Text block ▸
'''

Standards efforts are being complemented by open source vendors who are aligning their source-code flexibility with the interoperability trend.

Upstarts such as GroundWork, Centeris, Hyperic, OpenQRM, Zenoss and Quest's Big Brother platform are working the open source route to build a united management front.

"We picked [tools] most people pick when they use open source, and we packaged them together," says Dave Lilly, CEO of GroundWork. The company's package includes 100 top open source projects, including Nagios, Apache and NMap.

GroundWork also includes a plug-in it wrote to integrate Windows systems using Microsoft's native Windows Management Instrumentation.

"We don't provide the entire tool set you may want, but we at least take the time and energy out of providing the monitoring infrastructure," Lilly says. Via standards, GroundWork can plug into other management tools such as service desk applications.

'''

Data shown ▸
'''

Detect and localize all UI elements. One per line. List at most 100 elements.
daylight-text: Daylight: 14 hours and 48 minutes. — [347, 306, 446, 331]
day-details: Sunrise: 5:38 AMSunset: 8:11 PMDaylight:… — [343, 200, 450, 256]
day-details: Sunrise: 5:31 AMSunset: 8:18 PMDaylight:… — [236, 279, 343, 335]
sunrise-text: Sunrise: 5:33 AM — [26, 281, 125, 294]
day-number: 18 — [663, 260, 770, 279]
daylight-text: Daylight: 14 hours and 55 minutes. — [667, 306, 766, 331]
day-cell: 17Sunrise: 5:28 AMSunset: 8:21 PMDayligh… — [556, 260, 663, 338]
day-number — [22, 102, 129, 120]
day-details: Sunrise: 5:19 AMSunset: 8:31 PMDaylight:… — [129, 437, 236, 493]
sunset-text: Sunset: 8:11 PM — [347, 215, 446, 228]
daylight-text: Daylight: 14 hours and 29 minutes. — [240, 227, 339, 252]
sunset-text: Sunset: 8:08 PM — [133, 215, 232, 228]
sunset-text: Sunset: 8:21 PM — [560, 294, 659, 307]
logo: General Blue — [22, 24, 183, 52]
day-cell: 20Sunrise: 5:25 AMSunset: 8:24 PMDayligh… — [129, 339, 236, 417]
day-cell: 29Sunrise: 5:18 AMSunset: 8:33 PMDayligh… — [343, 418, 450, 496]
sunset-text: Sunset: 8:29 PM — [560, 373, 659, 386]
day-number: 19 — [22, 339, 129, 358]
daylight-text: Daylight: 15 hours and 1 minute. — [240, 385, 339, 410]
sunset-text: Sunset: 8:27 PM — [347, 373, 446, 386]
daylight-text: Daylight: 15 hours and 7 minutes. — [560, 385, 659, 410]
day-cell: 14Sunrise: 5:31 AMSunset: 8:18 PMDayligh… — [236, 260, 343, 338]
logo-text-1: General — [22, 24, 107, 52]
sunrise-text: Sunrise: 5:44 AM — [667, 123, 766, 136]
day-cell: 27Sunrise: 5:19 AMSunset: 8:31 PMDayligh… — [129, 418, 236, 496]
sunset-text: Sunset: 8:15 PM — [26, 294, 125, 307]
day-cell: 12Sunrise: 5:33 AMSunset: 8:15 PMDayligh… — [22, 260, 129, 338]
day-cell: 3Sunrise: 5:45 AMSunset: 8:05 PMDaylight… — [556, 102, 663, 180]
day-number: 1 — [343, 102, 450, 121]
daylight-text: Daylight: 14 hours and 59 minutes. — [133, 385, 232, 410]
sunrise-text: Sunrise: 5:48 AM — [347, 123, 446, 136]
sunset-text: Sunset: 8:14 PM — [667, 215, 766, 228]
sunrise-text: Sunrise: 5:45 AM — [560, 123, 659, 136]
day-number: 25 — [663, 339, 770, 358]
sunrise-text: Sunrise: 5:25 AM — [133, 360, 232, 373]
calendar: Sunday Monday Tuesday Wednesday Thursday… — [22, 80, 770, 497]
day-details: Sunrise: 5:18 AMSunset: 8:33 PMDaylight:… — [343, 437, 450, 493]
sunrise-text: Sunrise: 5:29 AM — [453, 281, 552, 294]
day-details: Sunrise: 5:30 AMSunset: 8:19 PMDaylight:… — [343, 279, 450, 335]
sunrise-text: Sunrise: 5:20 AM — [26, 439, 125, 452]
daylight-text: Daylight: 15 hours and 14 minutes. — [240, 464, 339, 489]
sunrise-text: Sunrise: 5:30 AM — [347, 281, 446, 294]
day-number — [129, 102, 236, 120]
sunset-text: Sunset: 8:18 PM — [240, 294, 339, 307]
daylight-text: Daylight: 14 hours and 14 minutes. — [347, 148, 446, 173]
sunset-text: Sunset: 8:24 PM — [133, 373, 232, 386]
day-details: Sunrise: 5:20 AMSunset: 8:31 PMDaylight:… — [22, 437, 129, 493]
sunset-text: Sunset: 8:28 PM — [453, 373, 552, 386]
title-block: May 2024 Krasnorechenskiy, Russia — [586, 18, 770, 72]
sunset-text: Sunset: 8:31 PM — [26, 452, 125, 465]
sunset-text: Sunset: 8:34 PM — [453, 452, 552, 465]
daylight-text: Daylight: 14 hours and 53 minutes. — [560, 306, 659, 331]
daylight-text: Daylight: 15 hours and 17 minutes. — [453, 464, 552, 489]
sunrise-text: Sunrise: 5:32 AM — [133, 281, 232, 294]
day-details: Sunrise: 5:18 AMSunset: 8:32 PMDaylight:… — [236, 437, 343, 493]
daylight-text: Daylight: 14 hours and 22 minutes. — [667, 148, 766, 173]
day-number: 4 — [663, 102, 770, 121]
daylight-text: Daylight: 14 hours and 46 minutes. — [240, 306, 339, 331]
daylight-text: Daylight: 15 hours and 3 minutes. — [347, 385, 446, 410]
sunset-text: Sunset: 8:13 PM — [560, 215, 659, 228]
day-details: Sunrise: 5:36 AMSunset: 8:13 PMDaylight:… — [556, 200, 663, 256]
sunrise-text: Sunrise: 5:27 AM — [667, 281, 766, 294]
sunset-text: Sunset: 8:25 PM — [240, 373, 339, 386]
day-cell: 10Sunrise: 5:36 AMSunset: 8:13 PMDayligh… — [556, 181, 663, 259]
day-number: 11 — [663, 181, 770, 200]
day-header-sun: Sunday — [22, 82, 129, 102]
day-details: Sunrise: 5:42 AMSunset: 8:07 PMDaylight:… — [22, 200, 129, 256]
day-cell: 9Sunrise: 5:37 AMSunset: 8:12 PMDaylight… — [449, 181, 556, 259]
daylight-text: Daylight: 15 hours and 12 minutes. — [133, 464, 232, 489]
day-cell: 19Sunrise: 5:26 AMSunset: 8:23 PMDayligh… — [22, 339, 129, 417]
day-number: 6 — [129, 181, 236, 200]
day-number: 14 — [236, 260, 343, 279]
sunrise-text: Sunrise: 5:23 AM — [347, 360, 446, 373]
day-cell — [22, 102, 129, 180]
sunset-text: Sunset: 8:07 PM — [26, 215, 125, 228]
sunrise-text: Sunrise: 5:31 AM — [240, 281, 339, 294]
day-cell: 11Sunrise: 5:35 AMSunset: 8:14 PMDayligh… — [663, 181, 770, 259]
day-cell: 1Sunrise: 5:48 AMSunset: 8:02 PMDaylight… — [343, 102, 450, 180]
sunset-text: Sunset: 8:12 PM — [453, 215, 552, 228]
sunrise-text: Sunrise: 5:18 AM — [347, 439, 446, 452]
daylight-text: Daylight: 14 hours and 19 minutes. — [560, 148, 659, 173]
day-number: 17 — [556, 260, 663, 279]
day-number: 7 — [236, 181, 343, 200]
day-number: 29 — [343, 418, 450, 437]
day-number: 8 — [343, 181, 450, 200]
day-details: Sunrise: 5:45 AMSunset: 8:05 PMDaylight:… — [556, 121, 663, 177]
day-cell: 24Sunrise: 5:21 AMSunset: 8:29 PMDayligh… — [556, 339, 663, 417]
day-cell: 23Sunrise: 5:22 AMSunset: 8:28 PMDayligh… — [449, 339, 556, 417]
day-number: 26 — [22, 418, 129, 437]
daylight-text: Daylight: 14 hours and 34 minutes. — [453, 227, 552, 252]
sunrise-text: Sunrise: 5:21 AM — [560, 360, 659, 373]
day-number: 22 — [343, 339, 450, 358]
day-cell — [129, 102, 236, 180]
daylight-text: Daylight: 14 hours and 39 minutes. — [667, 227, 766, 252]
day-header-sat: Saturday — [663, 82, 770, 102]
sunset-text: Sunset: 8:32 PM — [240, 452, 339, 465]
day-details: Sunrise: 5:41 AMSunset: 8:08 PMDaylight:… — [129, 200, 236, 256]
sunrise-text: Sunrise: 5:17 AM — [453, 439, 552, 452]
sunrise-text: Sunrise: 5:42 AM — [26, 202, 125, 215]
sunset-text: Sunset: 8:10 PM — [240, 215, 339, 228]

'''

Problem ▸ Write what comes next in the passage on open source management tools, starting after its last sentence. The listing has nothing to do with the passage on open source management tools.

Result ▸
Other open source management resources include Open WS-Man, an XML SOAP-based specification for management using Web services standards. The project, which focuses on management of Linux and Unix systems, is an open source implementation of WS-Management, an industry standard protocol managed by the DMTF. There are other WS-Man variations such as the Java implementation called Wiseman.

"Interoperability is the end game," DMTF's Bumpus says. "You can have all the specs, but if you don't have interoperability who cares."

In today's evolving data centers and services revolution it turns out a lot of IT managers are beginning to care very much.